Problem to solve |
Drop the pictures from the entries below, then reproduce the rest exactly.

━━━ Extracted information

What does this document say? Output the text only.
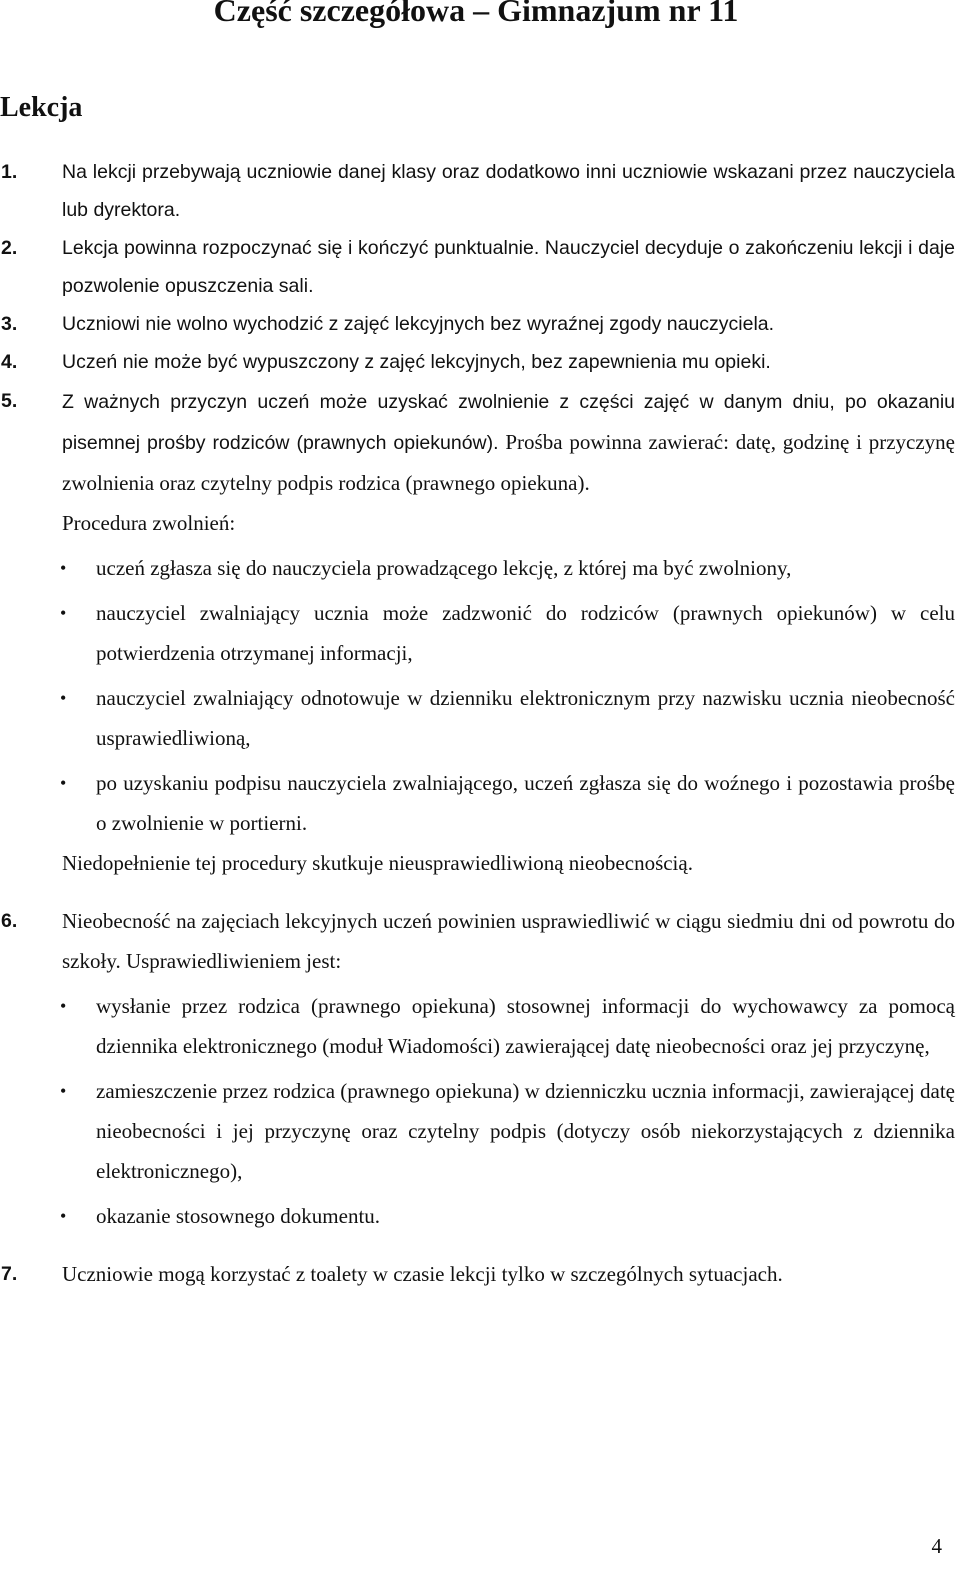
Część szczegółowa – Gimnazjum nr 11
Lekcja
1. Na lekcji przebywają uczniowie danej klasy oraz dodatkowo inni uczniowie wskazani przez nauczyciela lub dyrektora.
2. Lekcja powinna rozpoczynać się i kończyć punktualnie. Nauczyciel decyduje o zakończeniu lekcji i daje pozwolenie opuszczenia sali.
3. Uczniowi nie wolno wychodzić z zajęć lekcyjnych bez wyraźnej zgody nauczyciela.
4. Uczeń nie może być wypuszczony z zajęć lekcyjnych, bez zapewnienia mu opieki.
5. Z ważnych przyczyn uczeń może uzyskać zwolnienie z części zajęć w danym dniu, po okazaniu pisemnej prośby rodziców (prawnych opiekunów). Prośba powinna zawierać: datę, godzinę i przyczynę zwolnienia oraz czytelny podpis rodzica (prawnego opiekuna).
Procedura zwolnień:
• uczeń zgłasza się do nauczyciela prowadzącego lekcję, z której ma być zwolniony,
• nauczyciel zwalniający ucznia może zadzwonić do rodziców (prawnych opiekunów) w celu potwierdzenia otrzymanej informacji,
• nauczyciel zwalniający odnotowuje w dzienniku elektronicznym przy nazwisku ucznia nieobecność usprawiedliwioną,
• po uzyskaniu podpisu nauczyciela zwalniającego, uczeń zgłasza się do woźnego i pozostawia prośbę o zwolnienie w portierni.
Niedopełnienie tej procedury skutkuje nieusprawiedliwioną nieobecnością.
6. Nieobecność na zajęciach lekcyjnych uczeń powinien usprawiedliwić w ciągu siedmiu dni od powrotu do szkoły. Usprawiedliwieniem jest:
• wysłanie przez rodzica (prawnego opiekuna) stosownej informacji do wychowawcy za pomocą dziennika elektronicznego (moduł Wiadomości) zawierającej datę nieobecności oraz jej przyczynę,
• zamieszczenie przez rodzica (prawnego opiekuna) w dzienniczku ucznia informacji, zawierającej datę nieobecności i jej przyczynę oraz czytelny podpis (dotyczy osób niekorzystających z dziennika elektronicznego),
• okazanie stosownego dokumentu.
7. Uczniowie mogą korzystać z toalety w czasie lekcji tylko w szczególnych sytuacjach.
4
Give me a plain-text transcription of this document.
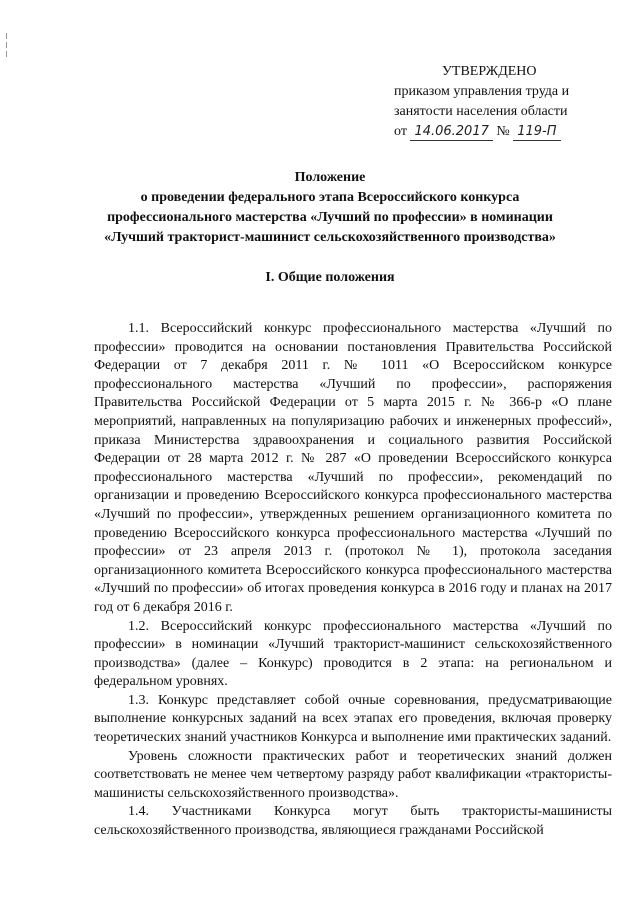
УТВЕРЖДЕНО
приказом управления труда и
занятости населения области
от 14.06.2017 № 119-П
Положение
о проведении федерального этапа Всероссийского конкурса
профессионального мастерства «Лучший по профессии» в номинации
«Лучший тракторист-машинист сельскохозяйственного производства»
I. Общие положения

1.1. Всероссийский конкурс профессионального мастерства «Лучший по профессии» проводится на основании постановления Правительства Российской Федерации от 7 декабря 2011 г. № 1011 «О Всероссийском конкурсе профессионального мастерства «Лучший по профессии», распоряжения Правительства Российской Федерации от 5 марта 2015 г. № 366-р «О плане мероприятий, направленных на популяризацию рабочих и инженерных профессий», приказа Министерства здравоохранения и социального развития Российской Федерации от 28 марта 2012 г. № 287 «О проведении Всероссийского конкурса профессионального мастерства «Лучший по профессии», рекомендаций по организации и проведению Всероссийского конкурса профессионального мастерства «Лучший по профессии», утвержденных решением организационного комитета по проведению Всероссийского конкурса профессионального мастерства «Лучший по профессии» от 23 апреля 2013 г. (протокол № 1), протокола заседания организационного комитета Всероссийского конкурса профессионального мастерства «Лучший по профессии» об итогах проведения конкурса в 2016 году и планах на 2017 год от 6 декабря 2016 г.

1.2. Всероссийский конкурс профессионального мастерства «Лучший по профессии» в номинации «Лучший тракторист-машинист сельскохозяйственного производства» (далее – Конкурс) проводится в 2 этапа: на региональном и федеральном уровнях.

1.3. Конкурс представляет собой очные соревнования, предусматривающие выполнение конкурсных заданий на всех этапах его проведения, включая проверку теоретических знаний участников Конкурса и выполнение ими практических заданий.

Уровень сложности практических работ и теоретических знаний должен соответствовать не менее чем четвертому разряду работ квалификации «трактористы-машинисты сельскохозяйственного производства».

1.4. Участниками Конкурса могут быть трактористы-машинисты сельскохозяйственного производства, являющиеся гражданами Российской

━━━━━━

Output below |
What does this document say? Output the text only.
Część szczegółowa – Gimnazjum nr 11
Lekcja
1. Na lekcji przebywają uczniowie danej klasy oraz dodatkowo inni uczniowie wskazani przez nauczyciela lub dyrektora.
2. Lekcja powinna rozpoczynać się i kończyć punktualnie. Nauczyciel decyduje o zakończeniu lekcji i daje pozwolenie opuszczenia sali.
3. Uczniowi nie wolno wychodzić z zajęć lekcyjnych bez wyraźnej zgody nauczyciela.
4. Uczeń nie może być wypuszczony z zajęć lekcyjnych, bez zapewnienia mu opieki.
5. Z ważnych przyczyn uczeń może uzyskać zwolnienie z części zajęć w danym dniu, po okazaniu pisemnej prośby rodziców (prawnych opiekunów). Prośba powinna zawierać: datę, godzinę i przyczynę zwolnienia oraz czytelny podpis rodzica (prawnego opiekuna).
Procedura zwolnień:
• uczeń zgłasza się do nauczyciela prowadzącego lekcję, z której ma być zwolniony,
• nauczyciel zwalniający ucznia może zadzwonić do rodziców (prawnych opiekunów) w celu potwierdzenia otrzymanej informacji,
• nauczyciel zwalniający odnotowuje w dzienniku elektronicznym przy nazwisku ucznia nieobecność usprawiedliwioną,
• po uzyskaniu podpisu nauczyciela zwalniającego, uczeń zgłasza się do woźnego i pozostawia prośbę o zwolnienie w portierni.
Niedopełnienie tej procedury skutkuje nieusprawiedliwioną nieobecnością.
6. Nieobecność na zajęciach lekcyjnych uczeń powinien usprawiedliwić w ciągu siedmiu dni od powrotu do szkoły. Usprawiedliwieniem jest:
• wysłanie przez rodzica (prawnego opiekuna) stosownej informacji do wychowawcy za pomocą dziennika elektronicznego (moduł Wiadomości) zawierającej datę nieobecności oraz jej przyczynę,
• zamieszczenie przez rodzica (prawnego opiekuna) w dzienniczku ucznia informacji, zawierającej datę nieobecności i jej przyczynę oraz czytelny podpis (dotyczy osób niekorzystających z dziennika elektronicznego),
• okazanie stosownego dokumentu.
7. Uczniowie mogą korzystać z toalety w czasie lekcji tylko w szczególnych sytuacjach.
4
Give me a plain-text transcription of this document.
УТВЕРЖДЕНО
приказом управления труда и
занятости населения области
от 14.06.2017 № 119-П
Положение
о проведении федерального этапа Всероссийского конкурса
профессионального мастерства «Лучший по профессии» в номинации
«Лучший тракторист-машинист сельскохозяйственного производства»
I. Общие положения

1.1. Всероссийский конкурс профессионального мастерства «Лучший по профессии» проводится на основании постановления Правительства Российской Федерации от 7 декабря 2011 г. № 1011 «О Всероссийском конкурсе профессионального мастерства «Лучший по профессии», распоряжения Правительства Российской Федерации от 5 марта 2015 г. № 366-р «О плане мероприятий, направленных на популяризацию рабочих и инженерных профессий», приказа Министерства здравоохранения и социального развития Российской Федерации от 28 марта 2012 г. № 287 «О проведении Всероссийского конкурса профессионального мастерства «Лучший по профессии», рекомендаций по организации и проведению Всероссийского конкурса профессионального мастерства «Лучший по профессии», утвержденных решением организационного комитета по проведению Всероссийского конкурса профессионального мастерства «Лучший по профессии» от 23 апреля 2013 г. (протокол № 1), протокола заседания организационного комитета Всероссийского конкурса профессионального мастерства «Лучший по профессии» об итогах проведения конкурса в 2016 году и планах на 2017 год от 6 декабря 2016 г.

1.2. Всероссийский конкурс профессионального мастерства «Лучший по профессии» в номинации «Лучший тракторист-машинист сельскохозяйственного производства» (далее – Конкурс) проводится в 2 этапа: на региональном и федеральном уровнях.

1.3. Конкурс представляет собой очные соревнования, предусматривающие выполнение конкурсных заданий на всех этапах его проведения, включая проверку теоретических знаний участников Конкурса и выполнение ими практических заданий.

Уровень сложности практических работ и теоретических знаний должен соответствовать не менее чем четвертому разряду работ квалификации «трактористы-машинисты сельскохозяйственного производства».

1.4. Участниками Конкурса могут быть трактористы-машинисты сельскохозяйственного производства, являющиеся гражданами Российской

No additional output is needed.